*TEXTE SUPPORT*.
┄┄┄┄┄┄┄┄┄┄
Philippe DJIAN


Echine

(Bernard Barrault Editeur - 1988)

Quand je vous dis qu'il y a des livres qui vous marquent au fer rouge, et bien en voilà la parfaite illustration : "Echine", de Philippe Djian. Non seulement ce livre m'a donné goût à la lecture, mais il a aussi totalement changé ma vision de l'écriture. 
Ici, vous ne trouverez pas de scénario incroyable, pas rebondissement toutes les deux pages, pas de super héros invincible, pas de cadavre à chaque coin de rue, pas de vibrante histoire d'amour. Non, avec "Echine" on a simplement affaire à des personnages forts et attachants dont on partage, le temps d'un roman, les existences.

Il y a Dan, le narrateur, ex-auteur à succès revenu de tout, même de l'envie d'écrire. Il y a Paul, son agent, qui veut toujours lui dégoter des contrats, quitte a ce qu'il ponde des inepties. Il y a Hermann, le fils de Dan, jeune homme en proie aux affres de l'adolescence. Il y a Sarah, sa veuve de voisine avec qui il entretien une relation ambiguë. Gladys et Richard, ses enfants. Et puis il y a aussi Elsie, maîtresse occasionnelle, véritable tigresse lorsqu'il s'agit de faire l'amour. Bernie et Harold, ses voisins homosexuels aux relations conflictuelles, ou encore Marianne, sa collègue de bureau, tour à tour hautaine et attendrissante… 
Une galerie de personnages hauts en couleurs auxquels on s'attache irrémédiablement, qu'ils soient bons ou mauvais. Car c'est là toute la force de Djian : affubler ses personnages de suffisamment d'ambivalence pour qu'on ne puisse ni tout à fait les détester, ni tout à fait les aduler. Chacun d'entre eux renferme une part d'ombre, une autre de lumière, affiche des forces et des faiblesses… Il n'y a pas d'héros parfait, pas non plus de pourri total. 
Et puis il y a cette ambiance, cette atmosphère, cette douce mélancolie qui plane en permanence au dessus de l'histoire. En fin de compte, cette tranche de vie se dévore de façon si succulente qu'on en arrive à être triste une fois la dernière page tournée. 
J'ai refermé ce roman avec la sensation d'avoir vécu durant un long moment aux côtés de ces personnages, de faire un peu partie de leur histoire, comme un témoin privilégié. Et puis voilà, d'un coup, c'était terminé. L'histoire était finie et j'aurais bien aimé qu'elle continue comme ça, presque indéfiniment. C'est une histoire qui marque, un livre qu'on n'oublie pas... Sans doute le meilleur qu'il m'ait été donné de lire. Alors un seul conseil : lisez-le !
┄┄┄┄┄┄┄┄┄┄
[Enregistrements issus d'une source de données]
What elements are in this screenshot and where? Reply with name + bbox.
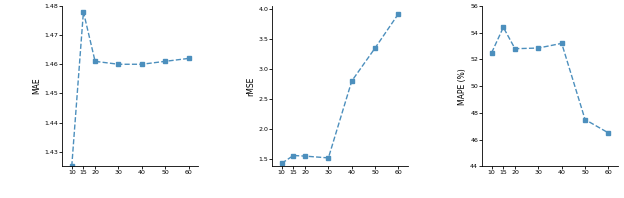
Y-axis label: rMSE: rMSE <box>246 76 256 96</box>
Y-axis label: MAPE (%): MAPE (%) <box>459 68 467 105</box>
Y-axis label: MAE: MAE <box>32 78 42 94</box>
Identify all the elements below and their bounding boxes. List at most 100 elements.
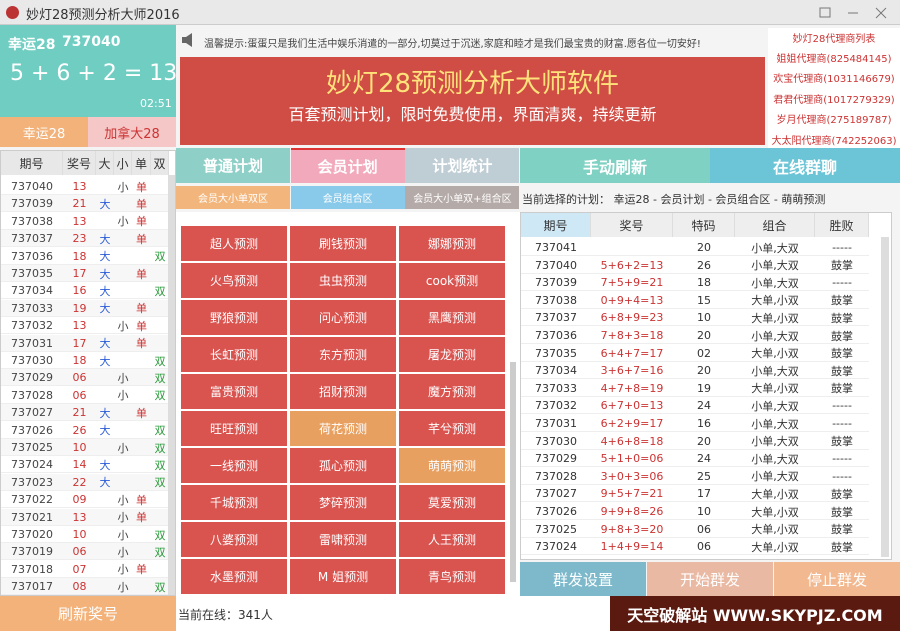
cell-draw: 9+9+8=26 <box>600 505 664 518</box>
watermark: 天空破解站 WWW.SKYPJZ.COM <box>610 596 900 631</box>
forecast-row <box>521 362 869 380</box>
scrollbar[interactable] <box>881 237 889 557</box>
forecast-row <box>521 538 869 556</box>
cell-result: ----- <box>832 417 852 430</box>
cell-draw: 4+6+8=18 <box>600 434 664 448</box>
plan-button[interactable]: 水墨预测 <box>181 559 287 594</box>
plan-button[interactable]: 问心预测 <box>290 300 396 335</box>
window-controls[interactable] <box>818 5 894 20</box>
period: 737035 <box>11 267 53 280</box>
broadcast-button[interactable]: 群发设置 <box>520 562 646 596</box>
plan-button[interactable]: 刷钱预测 <box>290 226 396 261</box>
plan-tab[interactable]: 计划统计 <box>405 148 520 183</box>
cell-period: 737032 <box>535 399 577 413</box>
plan-button[interactable]: cook预测 <box>399 263 505 298</box>
cell-period: 737030 <box>535 434 577 448</box>
plan-button[interactable]: 千城预测 <box>181 485 287 520</box>
lottery-period: 737040 <box>62 34 121 50</box>
right-tab[interactable]: 手动刷新 <box>520 148 710 183</box>
number: 14 <box>72 458 87 472</box>
period: 737026 <box>11 423 53 437</box>
plan-button[interactable]: 超人预测 <box>181 226 287 261</box>
cell-code: 16 <box>697 417 711 430</box>
forecast-row <box>521 309 869 327</box>
period: 737025 <box>11 441 53 454</box>
size: 大 <box>99 458 111 472</box>
period: 737038 <box>11 214 53 228</box>
cell-draw: 1+4+9=14 <box>600 540 664 554</box>
plan-subtab[interactable]: 会员大小单双+组合区 <box>405 186 520 209</box>
plan-button[interactable]: 魔方预测 <box>399 374 505 409</box>
plan-button[interactable]: 野狼预测 <box>181 300 287 335</box>
plan-subtab[interactable]: 会员大小单双区 <box>176 186 290 209</box>
plan-tab[interactable]: 会员计划 <box>290 148 405 183</box>
plan-button[interactable]: M 姐预测 <box>290 559 396 594</box>
cell-result: ----- <box>832 399 852 413</box>
plan-button[interactable]: 孤心预测 <box>290 448 396 483</box>
cell-result: 鼓掌 <box>831 487 853 501</box>
parity: 双 <box>154 354 166 368</box>
notice: 温馨提示:蛋蛋只是我们生活中娱乐消遣的一部分,切莫过于沉迷,家庭和睦才是我们最宝… <box>204 39 701 50</box>
column-header: 小 <box>114 151 132 175</box>
refresh-button[interactable]: 刷新奖号 <box>0 596 176 631</box>
plan-button[interactable]: 旺旺预测 <box>181 411 287 446</box>
number: 13 <box>72 180 87 193</box>
lottery-tab[interactable]: 幸运28 <box>0 117 88 147</box>
cell-draw: 4+7+8=19 <box>600 381 664 395</box>
plan-button[interactable]: 青鸟预测 <box>399 559 505 594</box>
broadcast-buttons: 群发设置 开始群发 停止群发 <box>520 562 900 596</box>
column-header: 特码 <box>673 213 735 237</box>
parity: 单 <box>136 180 147 194</box>
plan-button[interactable]: 屠龙预测 <box>399 337 505 372</box>
cell-draw: 0+9+4=13 <box>600 293 664 307</box>
cell-code: 10 <box>697 311 711 325</box>
forecast-row <box>521 503 869 520</box>
scrollbar[interactable] <box>510 362 516 582</box>
plan-button[interactable]: 长虹预测 <box>181 337 287 372</box>
plan-button[interactable]: 娜娜预测 <box>399 226 505 261</box>
plan-button[interactable]: 莫爱预测 <box>399 485 505 520</box>
plan-button[interactable]: 八婆预测 <box>181 522 287 557</box>
number: 10 <box>72 441 87 454</box>
plan-tab[interactable]: 普通计划 <box>176 148 290 183</box>
period: 737023 <box>11 475 53 489</box>
parity: 单 <box>136 302 147 316</box>
lottery-result: 5 + 6 + 2 = 13 <box>10 61 176 86</box>
cell-result: ----- <box>832 276 852 290</box>
forecast-row <box>521 257 869 274</box>
cell-period: 737033 <box>535 381 577 395</box>
plan-button[interactable]: 虫虫预测 <box>290 263 396 298</box>
plan-button[interactable]: 芊兮预测 <box>399 411 505 446</box>
plan-button[interactable]: 东方预测 <box>290 337 396 372</box>
cell-combo: 小单,大双 <box>751 259 799 273</box>
forecast-row <box>521 292 869 309</box>
plan-button[interactable]: 火鸟预测 <box>181 263 287 298</box>
plan-button[interactable]: 招财预测 <box>290 374 396 409</box>
plan-button[interactable]: 梦碎预测 <box>290 485 396 520</box>
size: 小 <box>117 580 129 594</box>
plan-button[interactable]: 雷啸预测 <box>290 522 396 557</box>
column-header: 期号 <box>521 213 591 237</box>
history-row <box>1 404 168 422</box>
plan-button[interactable]: 人王预测 <box>399 522 505 557</box>
plan-button[interactable]: 黑鹰预测 <box>399 300 505 335</box>
period: 737032 <box>11 319 53 333</box>
cell-combo: 小单,大双 <box>751 241 799 255</box>
broadcast-button[interactable]: 开始群发 <box>647 562 773 596</box>
plan-button[interactable]: 萌萌预测 <box>399 448 505 483</box>
plan-button[interactable]: 荷花预测 <box>290 411 396 446</box>
cell-combo: 小单,大双 <box>751 417 799 431</box>
scrollbar[interactable] <box>168 175 175 595</box>
lottery-tab[interactable]: 加拿大28 <box>88 117 176 147</box>
number: 06 <box>72 371 87 385</box>
column-header: 双 <box>151 151 169 175</box>
history-row <box>1 543 168 561</box>
number: 06 <box>72 388 87 402</box>
plan-subtab[interactable]: 会员组合区 <box>290 186 405 209</box>
plan-button[interactable]: 一线预测 <box>181 448 287 483</box>
right-tab[interactable]: 在线群聊 <box>710 148 900 183</box>
speaker-icon <box>182 33 192 47</box>
period: 737029 <box>11 371 53 385</box>
plan-button[interactable]: 富贵预测 <box>181 374 287 409</box>
broadcast-button[interactable]: 停止群发 <box>774 562 900 596</box>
┄┄┄┄┄┄┄┄┄┄
*EXERCICES À FAIRE*.
(1) D'après la critique d'« Echine », quel rôle Paul joue-t-il auprès de Dan ?
(2) Modifiez les lignes de données, de celle qui contient « Y-axis label: rMSE: rMSE » jusqu'à celle qui contient « Identify all the » : remplacez « Y-axis label » par « Vertical axis title » et laissez tout le reste intact.

*RÉPONSES RÉDIGÉES*.
(1) Paul est l'agent de Dan.

(2)
Vertical axis title: rMSE: rMSE <box>246 76 256 96</box>
Vertical axis title: MAPE (%): MAPE (%) <box>459 68 467 105</box>
Vertical axis title: MAE: MAE <box>32 78 42 94</box>
Identify all the elements below and their bounding boxes. List at most 100 elements.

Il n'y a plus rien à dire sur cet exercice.